» Problem to work on
Leave out any picture and return the remaining listing below exactly as given.

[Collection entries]
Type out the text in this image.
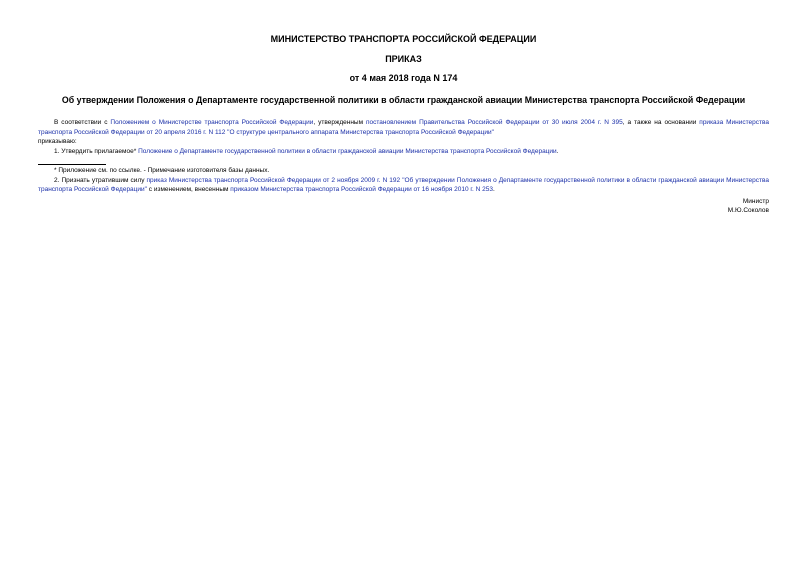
МИНИСТЕРСТВО ТРАНСПОРТА РОССИЙСКОЙ ФЕДЕРАЦИИ
ПРИКАЗ
от 4 мая 2018 года N 174
Об утверждении Положения о Департаменте государственной политики в области гражданской авиации Министерства транспорта Российской Федерации

В соответствии с Положением о Министерстве транспорта Российской Федерации, утвержденным постановлением Правительства Российской Федерации от 30 июля 2004 г. N 395, а также на основании приказа Министерства транспорта Российской Федерации от 20 апреля 2016 г. N 112 "О структуре центрального аппарата Министерства транспорта Российской Федерации"

приказываю:

1. Утвердить прилагаемое* Положение о Департаменте государственной политики в области гражданской авиации Министерства транспорта Российской Федерации.

* Приложение см. по ссылке. - Примечание изготовителя базы данных.

2. Признать утратившим силу приказ Министерства транспорта Российской Федерации от 2 ноября 2009 г. N 192 "Об утверждении Положения о Департаменте государственной политики в области гражданской авиации Министерства транспорта Российской Федерации" с изменением, внесенным приказом Министерства транспорта Российской Федерации от 16 ноября 2010 г. N 253.

Министр
М.Ю.Соколов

» Worked answer
Type out the text in this image.
МИНИСТЕРСТВО ТРАНСПОРТА РОССИЙСКОЙ ФЕДЕРАЦИИ
ПРИКАЗ
от 4 мая 2018 года N 174
Об утверждении Положения о Департаменте государственной политики в области гражданской авиации Министерства транспорта Российской Федерации

В соответствии с Положением о Министерстве транспорта Российской Федерации, утвержденным постановлением Правительства Российской Федерации от 30 июля 2004 г. N 395, а также на основании приказа Министерства транспорта Российской Федерации от 20 апреля 2016 г. N 112 "О структуре центрального аппарата Министерства транспорта Российской Федерации"

приказываю:

1. Утвердить прилагаемое* Положение о Департаменте государственной политики в области гражданской авиации Министерства транспорта Российской Федерации.

* Приложение см. по ссылке. - Примечание изготовителя базы данных.

2. Признать утратившим силу приказ Министерства транспорта Российской Федерации от 2 ноября 2009 г. N 192 "Об утверждении Положения о Департаменте государственной политики в области гражданской авиации Министерства транспорта Российской Федерации" с изменением, внесенным приказом Министерства транспорта Российской Федерации от 16 ноября 2010 г. N 253.

Министр
М.Ю.Соколов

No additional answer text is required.